DATA SHOWN:
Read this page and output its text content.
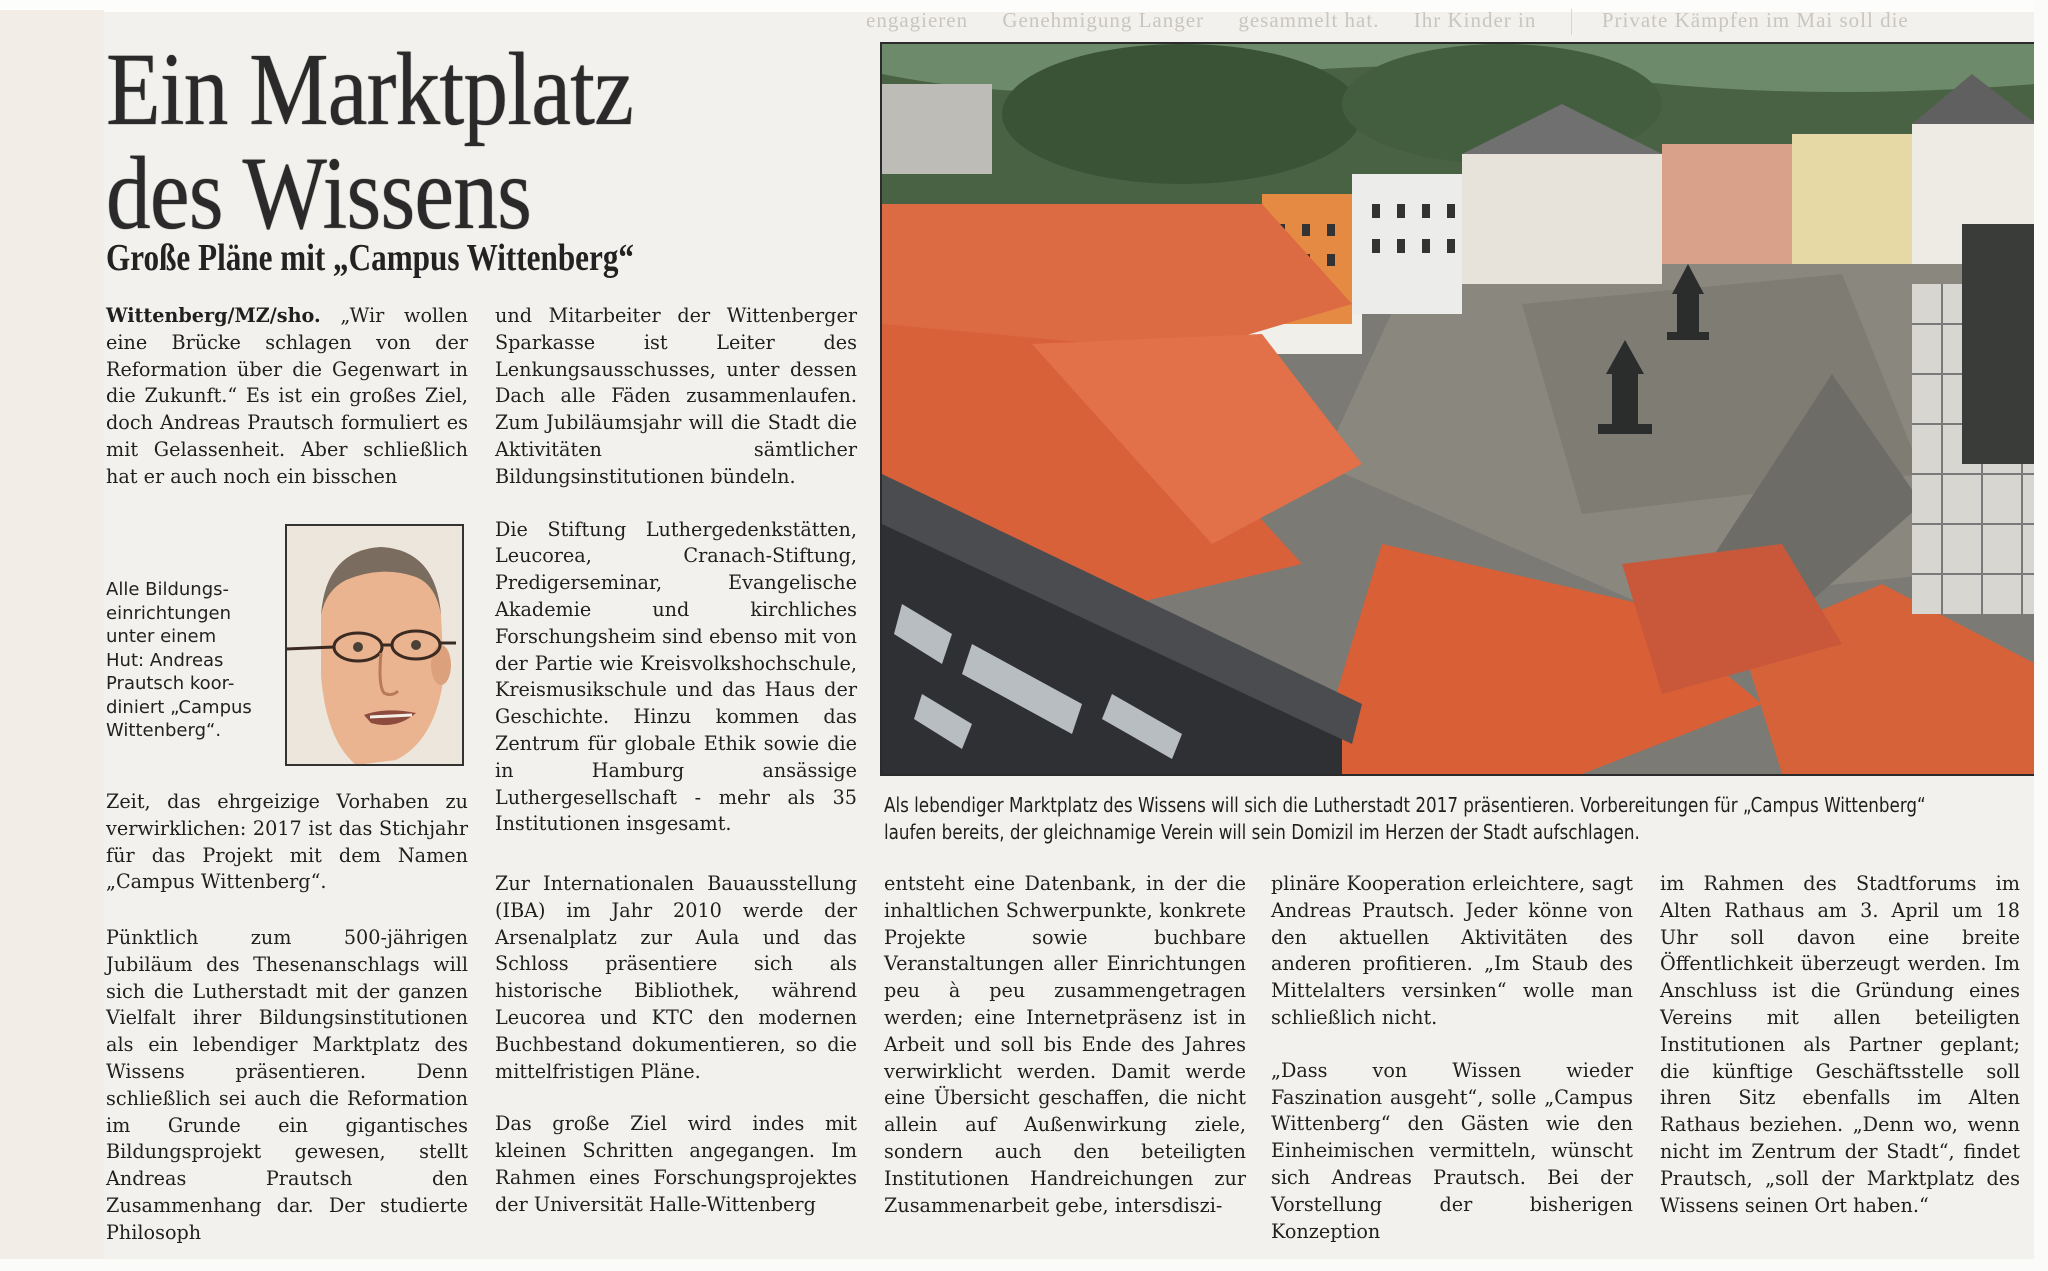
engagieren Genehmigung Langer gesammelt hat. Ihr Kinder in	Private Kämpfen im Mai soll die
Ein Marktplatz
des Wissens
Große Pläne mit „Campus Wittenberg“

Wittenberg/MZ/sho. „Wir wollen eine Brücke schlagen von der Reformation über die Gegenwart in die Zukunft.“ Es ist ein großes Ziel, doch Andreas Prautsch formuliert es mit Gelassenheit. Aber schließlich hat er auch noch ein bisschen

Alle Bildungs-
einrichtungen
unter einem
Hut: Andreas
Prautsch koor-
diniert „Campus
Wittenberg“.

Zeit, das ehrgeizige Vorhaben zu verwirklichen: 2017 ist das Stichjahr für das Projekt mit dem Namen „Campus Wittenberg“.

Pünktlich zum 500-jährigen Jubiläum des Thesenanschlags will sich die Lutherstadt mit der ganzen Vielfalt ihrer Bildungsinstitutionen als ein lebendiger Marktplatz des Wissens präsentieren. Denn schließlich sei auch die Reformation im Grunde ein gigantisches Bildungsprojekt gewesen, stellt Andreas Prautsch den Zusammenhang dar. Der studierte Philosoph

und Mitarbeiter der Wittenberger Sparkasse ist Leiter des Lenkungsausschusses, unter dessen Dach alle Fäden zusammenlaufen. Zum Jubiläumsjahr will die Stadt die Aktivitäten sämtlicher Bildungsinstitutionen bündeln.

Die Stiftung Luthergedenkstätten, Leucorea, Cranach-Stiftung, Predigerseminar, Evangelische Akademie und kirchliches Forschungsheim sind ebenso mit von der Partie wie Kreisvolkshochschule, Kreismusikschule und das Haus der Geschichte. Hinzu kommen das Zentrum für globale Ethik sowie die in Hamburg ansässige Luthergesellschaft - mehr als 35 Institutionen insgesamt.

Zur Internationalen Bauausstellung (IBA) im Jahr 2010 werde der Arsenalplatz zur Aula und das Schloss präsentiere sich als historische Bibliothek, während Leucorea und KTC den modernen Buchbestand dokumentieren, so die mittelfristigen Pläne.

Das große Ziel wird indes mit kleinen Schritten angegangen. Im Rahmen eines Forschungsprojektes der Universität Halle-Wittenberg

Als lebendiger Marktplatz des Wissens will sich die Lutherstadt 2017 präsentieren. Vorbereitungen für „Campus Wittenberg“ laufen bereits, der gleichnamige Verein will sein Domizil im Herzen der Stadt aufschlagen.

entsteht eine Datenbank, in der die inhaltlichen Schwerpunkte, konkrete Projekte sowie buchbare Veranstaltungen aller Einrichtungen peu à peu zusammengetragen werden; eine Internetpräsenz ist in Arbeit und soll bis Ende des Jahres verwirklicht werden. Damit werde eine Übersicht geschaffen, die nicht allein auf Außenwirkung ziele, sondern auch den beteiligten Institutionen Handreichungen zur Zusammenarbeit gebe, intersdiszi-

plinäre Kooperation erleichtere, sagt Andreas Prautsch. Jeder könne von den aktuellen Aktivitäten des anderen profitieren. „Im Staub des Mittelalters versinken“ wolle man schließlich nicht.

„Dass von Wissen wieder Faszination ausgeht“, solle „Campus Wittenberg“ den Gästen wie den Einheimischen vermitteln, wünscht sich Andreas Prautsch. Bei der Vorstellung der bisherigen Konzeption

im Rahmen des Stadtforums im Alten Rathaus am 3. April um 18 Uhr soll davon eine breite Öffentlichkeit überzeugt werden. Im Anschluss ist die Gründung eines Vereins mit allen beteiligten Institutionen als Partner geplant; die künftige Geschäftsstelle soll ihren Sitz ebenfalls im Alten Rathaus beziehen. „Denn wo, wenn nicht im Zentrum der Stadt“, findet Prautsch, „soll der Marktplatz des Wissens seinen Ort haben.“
==
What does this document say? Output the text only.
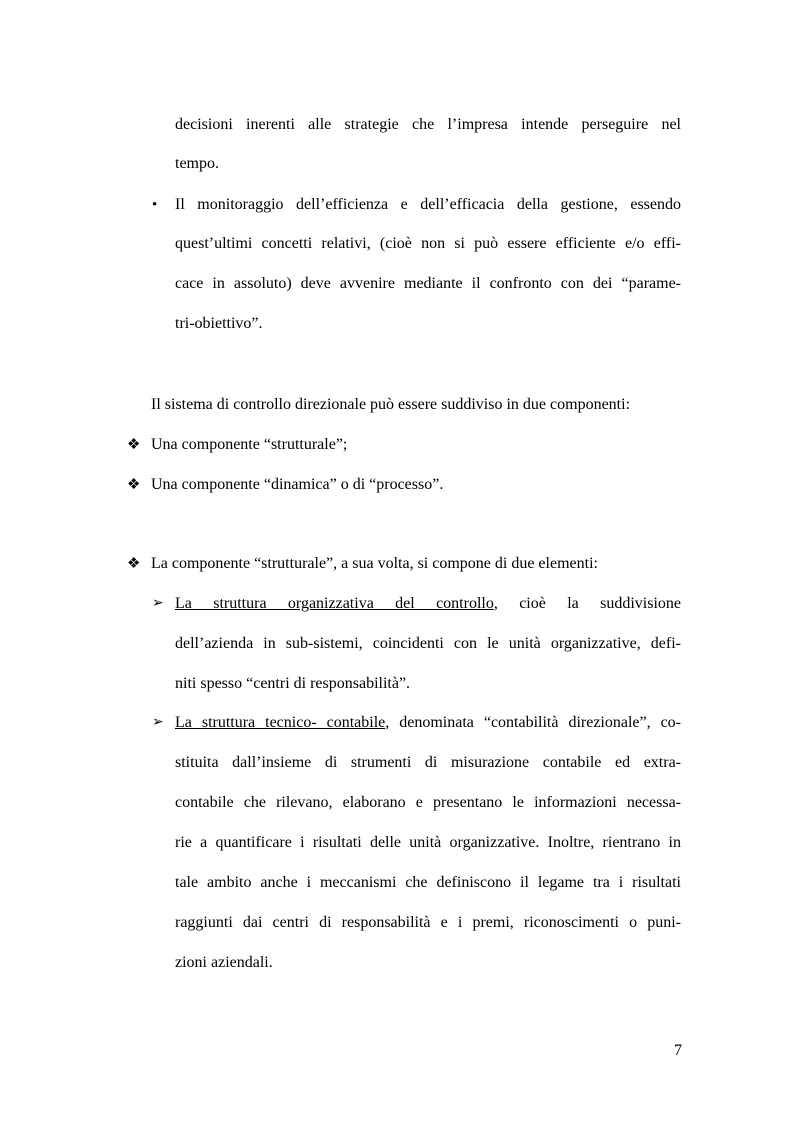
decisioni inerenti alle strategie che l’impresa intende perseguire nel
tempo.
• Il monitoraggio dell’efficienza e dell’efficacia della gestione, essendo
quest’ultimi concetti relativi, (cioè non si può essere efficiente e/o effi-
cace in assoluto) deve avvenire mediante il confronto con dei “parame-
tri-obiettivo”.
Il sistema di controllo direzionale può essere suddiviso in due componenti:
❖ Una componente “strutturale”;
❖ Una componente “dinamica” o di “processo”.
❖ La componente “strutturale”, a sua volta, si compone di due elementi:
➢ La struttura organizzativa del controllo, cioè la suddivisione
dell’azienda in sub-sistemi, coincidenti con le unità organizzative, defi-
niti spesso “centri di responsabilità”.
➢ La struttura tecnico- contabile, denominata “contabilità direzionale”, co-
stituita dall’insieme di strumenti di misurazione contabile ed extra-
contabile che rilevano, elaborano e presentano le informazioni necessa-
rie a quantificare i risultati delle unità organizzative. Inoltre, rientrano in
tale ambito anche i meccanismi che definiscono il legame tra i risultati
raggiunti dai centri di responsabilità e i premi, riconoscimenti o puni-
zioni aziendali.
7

DIRECTIVE: Return a copy of every line that includes the word "contabile".

FINAL RESULT:
➢ La struttura tecnico- contabile, denominata “contabilità direzionale”, co-
stituita dall’insieme di strumenti di misurazione contabile ed extra-
contabile che rilevano, elaborano e presentano le informazioni necessa-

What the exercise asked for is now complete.